Required work: Skip the pictures. Copy all the rest of the records down exactly.

Records that describe figures

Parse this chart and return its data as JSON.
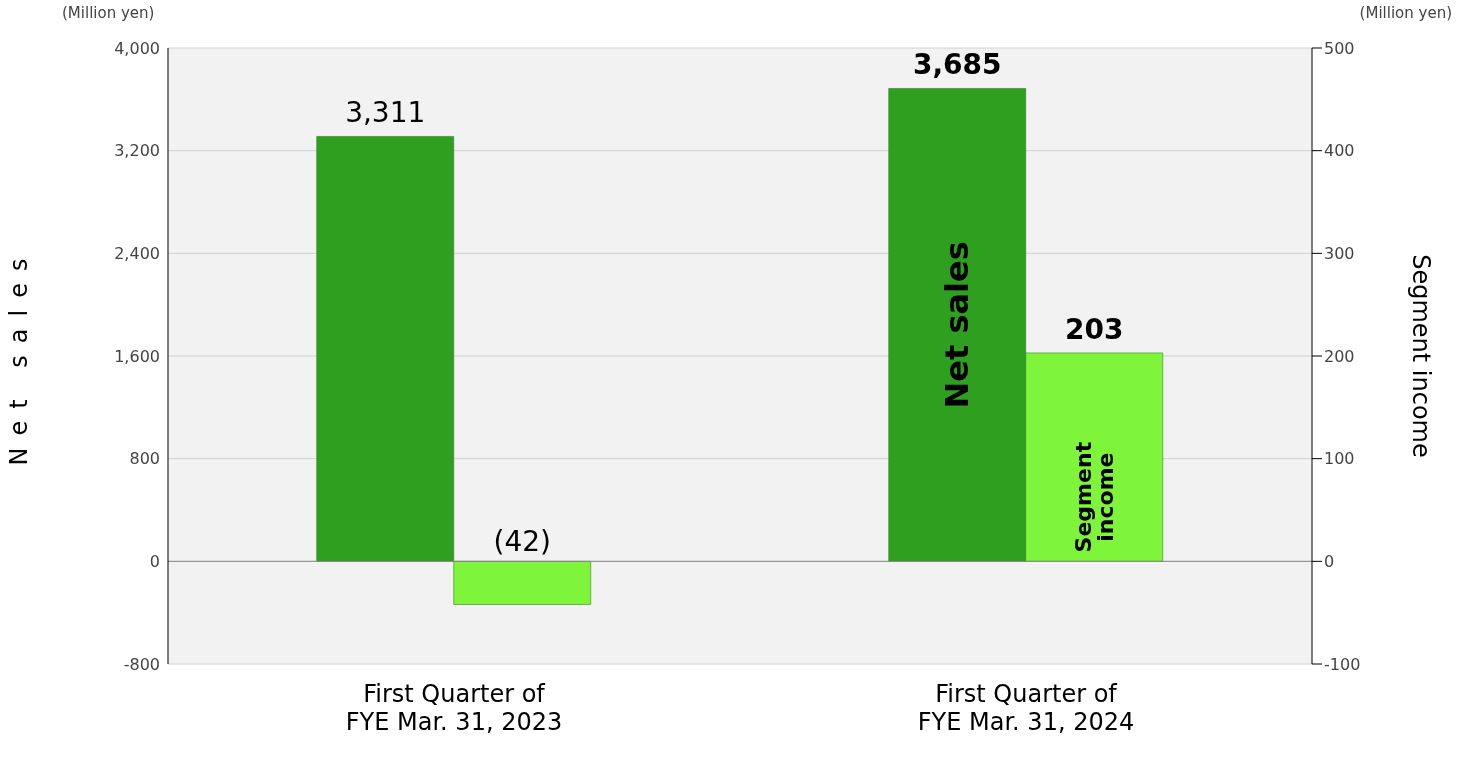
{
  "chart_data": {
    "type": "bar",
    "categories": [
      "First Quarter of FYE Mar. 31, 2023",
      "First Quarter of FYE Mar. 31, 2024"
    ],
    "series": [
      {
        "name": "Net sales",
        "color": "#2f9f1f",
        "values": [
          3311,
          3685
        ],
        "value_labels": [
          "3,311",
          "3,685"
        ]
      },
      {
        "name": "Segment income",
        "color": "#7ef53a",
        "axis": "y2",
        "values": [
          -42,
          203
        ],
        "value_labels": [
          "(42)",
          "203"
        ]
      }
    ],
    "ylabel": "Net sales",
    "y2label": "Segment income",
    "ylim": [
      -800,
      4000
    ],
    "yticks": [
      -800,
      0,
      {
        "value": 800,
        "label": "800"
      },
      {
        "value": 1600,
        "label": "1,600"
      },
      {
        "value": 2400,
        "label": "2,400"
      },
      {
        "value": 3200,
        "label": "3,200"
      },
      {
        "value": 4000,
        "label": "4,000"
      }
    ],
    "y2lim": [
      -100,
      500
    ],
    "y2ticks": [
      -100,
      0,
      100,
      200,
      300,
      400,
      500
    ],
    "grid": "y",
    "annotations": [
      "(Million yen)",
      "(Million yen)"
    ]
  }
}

Reply:
Parse this chart and return its data as JSON.
{
  "chart_data": {
    "type": "bar",
    "categories": [
      "First Quarter of FYE Mar. 31, 2023",
      "First Quarter of FYE Mar. 31, 2024"
    ],
    "series": [
      {
        "name": "Net sales",
        "color": "#2f9f1f",
        "values": [
          3311,
          3685
        ],
        "value_labels": [
          "3,311",
          "3,685"
        ]
      },
      {
        "name": "Segment income",
        "color": "#7ef53a",
        "axis": "y2",
        "values": [
          -42,
          203
        ],
        "value_labels": [
          "(42)",
          "203"
        ]
      }
    ],
    "ylabel": "Net sales",
    "y2label": "Segment income",
    "ylim": [
      -800,
      4000
    ],
    "yticks": [
      -800,
      0,
      {
        "value": 800,
        "label": "800"
      },
      {
        "value": 1600,
        "label": "1,600"
      },
      {
        "value": 2400,
        "label": "2,400"
      },
      {
        "value": 3200,
        "label": "3,200"
      },
      {
        "value": 4000,
        "label": "4,000"
      }
    ],
    "y2lim": [
      -100,
      500
    ],
    "y2ticks": [
      -100,
      0,
      100,
      200,
      300,
      400,
      500
    ],
    "grid": "y",
    "annotations": [
      "(Million yen)",
      "(Million yen)"
    ]
  }
}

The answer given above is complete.